> _Task to complete_
Reproduce all of the material exactly as shown.

> _Entries_
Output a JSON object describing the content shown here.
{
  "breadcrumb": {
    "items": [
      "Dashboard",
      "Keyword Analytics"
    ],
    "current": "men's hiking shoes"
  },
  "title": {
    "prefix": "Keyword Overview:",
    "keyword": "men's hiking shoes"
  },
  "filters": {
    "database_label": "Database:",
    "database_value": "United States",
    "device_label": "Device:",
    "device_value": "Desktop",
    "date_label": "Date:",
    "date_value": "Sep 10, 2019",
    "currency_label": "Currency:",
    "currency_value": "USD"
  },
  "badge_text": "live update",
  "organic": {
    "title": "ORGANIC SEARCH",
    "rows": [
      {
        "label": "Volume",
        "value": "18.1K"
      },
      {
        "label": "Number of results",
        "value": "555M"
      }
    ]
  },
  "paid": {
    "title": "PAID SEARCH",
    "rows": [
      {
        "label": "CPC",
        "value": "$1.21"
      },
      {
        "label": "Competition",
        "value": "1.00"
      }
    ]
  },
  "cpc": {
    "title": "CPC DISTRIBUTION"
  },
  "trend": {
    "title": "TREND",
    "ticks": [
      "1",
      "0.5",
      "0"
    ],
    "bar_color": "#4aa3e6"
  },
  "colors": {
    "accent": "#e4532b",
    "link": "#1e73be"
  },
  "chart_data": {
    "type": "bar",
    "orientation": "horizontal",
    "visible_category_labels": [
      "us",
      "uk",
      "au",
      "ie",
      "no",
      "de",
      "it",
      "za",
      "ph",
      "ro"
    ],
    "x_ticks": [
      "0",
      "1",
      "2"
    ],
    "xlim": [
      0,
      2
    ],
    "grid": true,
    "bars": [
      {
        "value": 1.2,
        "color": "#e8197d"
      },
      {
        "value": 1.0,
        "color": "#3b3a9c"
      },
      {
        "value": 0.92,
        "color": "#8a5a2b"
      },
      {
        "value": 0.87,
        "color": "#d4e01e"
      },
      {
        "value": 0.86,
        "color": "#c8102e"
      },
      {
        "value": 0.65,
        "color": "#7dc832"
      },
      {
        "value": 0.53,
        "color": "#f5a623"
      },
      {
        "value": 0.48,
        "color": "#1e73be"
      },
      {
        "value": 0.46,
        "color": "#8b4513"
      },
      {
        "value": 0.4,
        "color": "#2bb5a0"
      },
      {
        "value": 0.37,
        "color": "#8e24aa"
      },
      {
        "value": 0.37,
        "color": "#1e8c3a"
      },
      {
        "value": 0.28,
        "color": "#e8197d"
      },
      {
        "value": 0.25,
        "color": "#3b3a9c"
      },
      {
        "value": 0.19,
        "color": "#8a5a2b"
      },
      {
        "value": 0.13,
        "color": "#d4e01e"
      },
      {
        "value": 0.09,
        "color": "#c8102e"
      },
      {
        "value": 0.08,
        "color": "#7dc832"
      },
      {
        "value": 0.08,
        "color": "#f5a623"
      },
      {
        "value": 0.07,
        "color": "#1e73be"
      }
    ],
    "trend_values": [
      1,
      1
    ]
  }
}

> _Output_
Output a JSON object describing the content shown here.
{
  "breadcrumb": {
    "items": [
      "Dashboard",
      "Keyword Analytics"
    ],
    "current": "men's hiking shoes"
  },
  "title": {
    "prefix": "Keyword Overview:",
    "keyword": "men's hiking shoes"
  },
  "filters": {
    "database_label": "Database:",
    "database_value": "United States",
    "device_label": "Device:",
    "device_value": "Desktop",
    "date_label": "Date:",
    "date_value": "Sep 10, 2019",
    "currency_label": "Currency:",
    "currency_value": "USD"
  },
  "badge_text": "live update",
  "organic": {
    "title": "ORGANIC SEARCH",
    "rows": [
      {
        "label": "Volume",
        "value": "18.1K"
      },
      {
        "label": "Number of results",
        "value": "555M"
      }
    ]
  },
  "paid": {
    "title": "PAID SEARCH",
    "rows": [
      {
        "label": "CPC",
        "value": "$1.21"
      },
      {
        "label": "Competition",
        "value": "1.00"
      }
    ]
  },
  "cpc": {
    "title": "CPC DISTRIBUTION"
  },
  "trend": {
    "title": "TREND",
    "ticks": [
      "1",
      "0.5",
      "0"
    ],
    "bar_color": "#4aa3e6"
  },
  "colors": {
    "accent": "#e4532b",
    "link": "#1e73be"
  },
  "chart_data": {
    "type": "bar",
    "orientation": "horizontal",
    "visible_category_labels": [
      "us",
      "uk",
      "au",
      "ie",
      "no",
      "de",
      "it",
      "za",
      "ph",
      "ro"
    ],
    "x_ticks": [
      "0",
      "1",
      "2"
    ],
    "xlim": [
      0,
      2
    ],
    "grid": true,
    "bars": [
      {
        "value": 1.2,
        "color": "#e8197d"
      },
      {
        "value": 1.0,
        "color": "#3b3a9c"
      },
      {
        "value": 0.92,
        "color": "#8a5a2b"
      },
      {
        "value": 0.87,
        "color": "#d4e01e"
      },
      {
        "value": 0.86,
        "color": "#c8102e"
      },
      {
        "value": 0.65,
        "color": "#7dc832"
      },
      {
        "value": 0.53,
        "color": "#f5a623"
      },
      {
        "value": 0.48,
        "color": "#1e73be"
      },
      {
        "value": 0.46,
        "color": "#8b4513"
      },
      {
        "value": 0.4,
        "color": "#2bb5a0"
      },
      {
        "value": 0.37,
        "color": "#8e24aa"
      },
      {
        "value": 0.37,
        "color": "#1e8c3a"
      },
      {
        "value": 0.28,
        "color": "#e8197d"
      },
      {
        "value": 0.25,
        "color": "#3b3a9c"
      },
      {
        "value": 0.19,
        "color": "#8a5a2b"
      },
      {
        "value": 0.13,
        "color": "#d4e01e"
      },
      {
        "value": 0.09,
        "color": "#c8102e"
      },
      {
        "value": 0.08,
        "color": "#7dc832"
      },
      {
        "value": 0.08,
        "color": "#f5a623"
      },
      {
        "value": 0.07,
        "color": "#1e73be"
      }
    ],
    "trend_values": [
      1,
      1
    ]
  }
}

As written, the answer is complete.